Texte fourni:
◇ ◇ ◇ ◇

Les femmes viennent au tombeau de grand matin, sur les lieux où elles ont vu Jésus pour la dernière fois, son corps sans vie déposé à la hâte. Cependant, elles trouvent le tombeau vide et s’activent à chercher Jésus crucifié. (…) Dans nos milieux, il y a des personnes qui se reconnaissent héritières des générations précédentes de croyants. Parmi elles, plusieurs vivent aussi leur foi comme un chemin, parce qu’elles ont remis en question cet héritage et choisi librement de l’assumer. Celles-ci se sentent souvent des affinités avec les personnes en recherche spirituelle hors des sentiers battus. Mais, écrit Thomas Halík, ce prêtre catholique, théologien tchèque.
« nous avons beaucoup trop cherché à convertir le “ monde ” (“ le reste ”), et beaucoup moins à nous convertir nous-mêmes – pas une simple “ amélioration ”, mais un changement radical de l’“ être chrétien ” statique en un “ chrétien-en-devenir ” dynamique. »
Ceci nous met tous en garde contre la tentation de penser avoir trouvé Dieu et d’en montrer le chemin aux autres. Halík nous interpelle à oser découvrir le chercheur, la chercheuse en soi, ou à renouer avec.

◇ ◇ ◇ ◇

[Données de détection de la mise en page des documents]
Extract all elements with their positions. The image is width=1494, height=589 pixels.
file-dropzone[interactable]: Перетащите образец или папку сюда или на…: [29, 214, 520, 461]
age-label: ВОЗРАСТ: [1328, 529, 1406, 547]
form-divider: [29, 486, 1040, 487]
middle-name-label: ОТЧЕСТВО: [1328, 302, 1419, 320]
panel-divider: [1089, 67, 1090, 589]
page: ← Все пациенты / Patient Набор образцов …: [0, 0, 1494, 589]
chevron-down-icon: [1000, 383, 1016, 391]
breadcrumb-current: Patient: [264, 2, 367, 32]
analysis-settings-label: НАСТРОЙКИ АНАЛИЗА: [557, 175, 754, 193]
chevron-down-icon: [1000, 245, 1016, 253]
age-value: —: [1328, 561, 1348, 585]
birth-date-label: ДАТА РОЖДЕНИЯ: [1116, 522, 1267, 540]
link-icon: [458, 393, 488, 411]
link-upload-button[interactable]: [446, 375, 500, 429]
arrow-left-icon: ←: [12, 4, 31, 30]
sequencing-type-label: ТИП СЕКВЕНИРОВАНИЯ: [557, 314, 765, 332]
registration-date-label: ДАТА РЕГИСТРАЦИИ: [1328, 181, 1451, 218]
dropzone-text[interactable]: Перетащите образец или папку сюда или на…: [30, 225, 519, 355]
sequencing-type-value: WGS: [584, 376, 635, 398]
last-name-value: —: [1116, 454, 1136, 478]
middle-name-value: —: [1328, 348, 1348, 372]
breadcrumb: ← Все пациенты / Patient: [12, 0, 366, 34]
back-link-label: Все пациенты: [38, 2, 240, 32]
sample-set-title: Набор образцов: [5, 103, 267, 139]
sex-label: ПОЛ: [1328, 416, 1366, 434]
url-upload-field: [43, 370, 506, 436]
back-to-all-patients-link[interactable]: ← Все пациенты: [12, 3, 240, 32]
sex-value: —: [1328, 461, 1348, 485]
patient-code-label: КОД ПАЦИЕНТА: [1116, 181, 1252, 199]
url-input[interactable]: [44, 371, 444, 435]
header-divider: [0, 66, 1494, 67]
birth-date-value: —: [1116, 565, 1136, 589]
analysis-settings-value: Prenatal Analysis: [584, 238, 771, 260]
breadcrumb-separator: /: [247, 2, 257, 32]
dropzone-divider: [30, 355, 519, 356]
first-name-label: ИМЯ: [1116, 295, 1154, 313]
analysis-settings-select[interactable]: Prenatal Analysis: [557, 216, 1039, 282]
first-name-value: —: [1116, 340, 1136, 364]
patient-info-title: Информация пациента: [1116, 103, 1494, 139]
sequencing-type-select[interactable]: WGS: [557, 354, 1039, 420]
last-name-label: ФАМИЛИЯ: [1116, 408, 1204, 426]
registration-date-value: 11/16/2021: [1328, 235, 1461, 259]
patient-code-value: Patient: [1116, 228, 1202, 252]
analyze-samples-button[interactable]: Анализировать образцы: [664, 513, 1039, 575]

◇ ◇ ◇ ◇

Consigne A:
Traduisez en anglais cette phrase du texte fourni sur la foi comme chemin : « Ceci nous met tous en garde contre la tentation de penser avoir trouvé Dieu et d’en montrer le chemin aux autres. »
Consigne B:
Prolongez le texte fourni sur la foi comme chemin en reprenant juste après sa dernière phrase.

Réponse A:
This warns all of us against the temptation to think we have found God and to show others the way to him.

Réponse B:
Si nos yeux sont habitués de reconnaître le Seigneur Vivant principalement chez les catholiques pratiquants, nous risquons de ne rien voir en regardant ailleurs. Ne soyons donc pas étonnés qu’à première vue, nous percevions éventuellement la recherche des autres, mais que nous n’y reconnaissions pas la présence de Dieu. Souvent, on perçoit leurs actions bienveillantes et leurs valeurs en consonance avec l’Évangile. Mais cela ne révèle pas forcément leur recherche spirituelle. Ce qui saute aux yeux demeure limité.
Or quand la vue ne suffit pas, l’ouïe n’en devient que plus nécessaire. Il s’agit de s’intéresser sincèrement aux autres pour ce qu’ils sont, d’essayer de comprendre leur monde. À travers l’écoute, des indices de recherche spirituelle finiront par devenir perceptibles, audibles. Ces indices laissent entrevoir un large éventail d’itinéraires et de sensibilités spirituelles, parfois improbables, voire inimaginables.
A travers une écoute attentive, on capte des indices, des signaux de recherche spirituelle chez certaines personnes. Certains indices expriment les aspirations profondes qui meuvent la recherche spirituelle. C’est un élan intérieur qui attire plus haut et plus loin, comme une l’empreinte « en creux » de la présence de Dieu dans le cœur humain. Là, le Seigneur est le Vivant qui nous précède tous. D’autres indices sont liés à la rencontre douloureuse des limites humaines et au vertige du non-sens, comme l’envers des aspirations.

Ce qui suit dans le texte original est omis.